__Your task__
In the entries below, count every line containing "ثمان". Return the number and nothing else.

__Data entries__
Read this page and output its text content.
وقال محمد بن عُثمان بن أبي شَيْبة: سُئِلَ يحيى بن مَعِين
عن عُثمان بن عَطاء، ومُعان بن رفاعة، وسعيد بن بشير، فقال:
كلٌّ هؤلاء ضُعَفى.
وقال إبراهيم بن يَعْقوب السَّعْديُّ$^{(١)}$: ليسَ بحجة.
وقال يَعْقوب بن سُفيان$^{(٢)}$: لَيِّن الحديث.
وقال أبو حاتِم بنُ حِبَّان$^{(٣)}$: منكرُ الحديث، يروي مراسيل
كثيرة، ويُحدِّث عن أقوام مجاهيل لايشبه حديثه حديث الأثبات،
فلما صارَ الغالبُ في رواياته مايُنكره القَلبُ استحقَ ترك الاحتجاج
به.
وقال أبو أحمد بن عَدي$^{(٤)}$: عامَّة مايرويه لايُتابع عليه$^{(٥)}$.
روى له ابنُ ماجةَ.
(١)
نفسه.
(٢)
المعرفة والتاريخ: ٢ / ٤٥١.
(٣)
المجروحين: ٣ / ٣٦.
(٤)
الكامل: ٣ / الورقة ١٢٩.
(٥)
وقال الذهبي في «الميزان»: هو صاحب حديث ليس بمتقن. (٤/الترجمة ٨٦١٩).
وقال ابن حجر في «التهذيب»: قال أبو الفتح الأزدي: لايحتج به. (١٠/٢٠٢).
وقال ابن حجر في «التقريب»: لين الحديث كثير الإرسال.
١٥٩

__The solution__
2